(Extracted data entries)

------------------------------------------------------------------------

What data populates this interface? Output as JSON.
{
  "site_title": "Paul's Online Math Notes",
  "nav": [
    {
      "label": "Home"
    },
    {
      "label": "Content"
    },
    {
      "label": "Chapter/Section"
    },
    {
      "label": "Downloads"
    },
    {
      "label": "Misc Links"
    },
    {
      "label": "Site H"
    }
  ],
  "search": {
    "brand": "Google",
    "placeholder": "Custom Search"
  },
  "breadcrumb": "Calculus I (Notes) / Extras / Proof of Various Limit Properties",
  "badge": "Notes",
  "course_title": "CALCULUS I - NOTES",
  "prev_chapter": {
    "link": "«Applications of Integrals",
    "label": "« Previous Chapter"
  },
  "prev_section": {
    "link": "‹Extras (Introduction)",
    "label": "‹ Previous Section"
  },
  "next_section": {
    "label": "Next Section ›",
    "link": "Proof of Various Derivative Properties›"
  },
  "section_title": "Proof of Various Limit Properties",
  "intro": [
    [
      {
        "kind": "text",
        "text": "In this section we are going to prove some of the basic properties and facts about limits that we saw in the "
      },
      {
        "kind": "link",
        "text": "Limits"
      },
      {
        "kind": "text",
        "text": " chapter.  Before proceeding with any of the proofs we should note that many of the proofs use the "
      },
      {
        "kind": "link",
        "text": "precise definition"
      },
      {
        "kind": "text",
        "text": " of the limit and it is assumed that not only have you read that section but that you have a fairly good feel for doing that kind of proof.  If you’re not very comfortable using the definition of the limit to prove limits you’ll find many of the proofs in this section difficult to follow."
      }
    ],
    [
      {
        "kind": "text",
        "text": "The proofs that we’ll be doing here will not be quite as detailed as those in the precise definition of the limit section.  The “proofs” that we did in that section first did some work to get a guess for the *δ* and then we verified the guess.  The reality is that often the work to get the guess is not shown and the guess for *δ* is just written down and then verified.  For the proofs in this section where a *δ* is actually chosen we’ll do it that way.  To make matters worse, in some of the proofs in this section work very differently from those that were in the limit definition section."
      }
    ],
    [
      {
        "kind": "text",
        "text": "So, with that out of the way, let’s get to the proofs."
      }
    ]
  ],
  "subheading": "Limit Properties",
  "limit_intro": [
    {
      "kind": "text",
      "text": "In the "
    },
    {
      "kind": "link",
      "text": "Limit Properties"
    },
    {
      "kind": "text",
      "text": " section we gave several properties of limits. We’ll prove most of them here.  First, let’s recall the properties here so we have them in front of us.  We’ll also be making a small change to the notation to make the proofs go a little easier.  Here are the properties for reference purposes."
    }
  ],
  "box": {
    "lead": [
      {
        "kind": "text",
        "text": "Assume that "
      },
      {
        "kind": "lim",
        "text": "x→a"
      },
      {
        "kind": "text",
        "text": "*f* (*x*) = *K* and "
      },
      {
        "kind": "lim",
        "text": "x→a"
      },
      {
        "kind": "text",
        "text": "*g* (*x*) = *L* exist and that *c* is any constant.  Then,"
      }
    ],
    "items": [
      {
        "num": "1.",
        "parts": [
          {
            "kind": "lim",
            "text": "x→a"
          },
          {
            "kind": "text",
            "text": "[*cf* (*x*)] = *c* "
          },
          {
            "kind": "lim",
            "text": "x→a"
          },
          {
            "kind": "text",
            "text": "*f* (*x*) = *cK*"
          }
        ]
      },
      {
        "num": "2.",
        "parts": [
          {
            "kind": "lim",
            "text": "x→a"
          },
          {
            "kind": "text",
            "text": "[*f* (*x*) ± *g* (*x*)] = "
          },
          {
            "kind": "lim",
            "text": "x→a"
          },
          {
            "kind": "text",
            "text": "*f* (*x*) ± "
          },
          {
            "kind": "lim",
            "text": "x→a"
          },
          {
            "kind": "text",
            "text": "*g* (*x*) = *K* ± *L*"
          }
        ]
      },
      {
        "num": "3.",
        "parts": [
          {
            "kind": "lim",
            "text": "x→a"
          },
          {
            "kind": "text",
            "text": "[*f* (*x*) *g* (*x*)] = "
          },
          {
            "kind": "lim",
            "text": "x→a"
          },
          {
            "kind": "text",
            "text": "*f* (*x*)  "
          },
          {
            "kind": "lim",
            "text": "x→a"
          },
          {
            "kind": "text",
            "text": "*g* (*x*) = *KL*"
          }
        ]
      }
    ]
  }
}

------------------------------------------------------------------------

Show every line from the entries above in which "have" appears.

Solution for this problem >>
        "text": " of the limit and it is assumed that not only have you read that section but that you have a fairly good feel for doing that kind of proof.  If you’re not very comfortable using the definition of the limit to prove limits you’ll find many of the proofs in this section difficult to follow."
      "text": " section we gave several properties of limits. We’ll prove most of them here.  First, let’s recall the properties here so we have them in front of us.  We’ll also be making a small change to the notation to make the proofs go a little easier.  Here are the properties for reference purposes."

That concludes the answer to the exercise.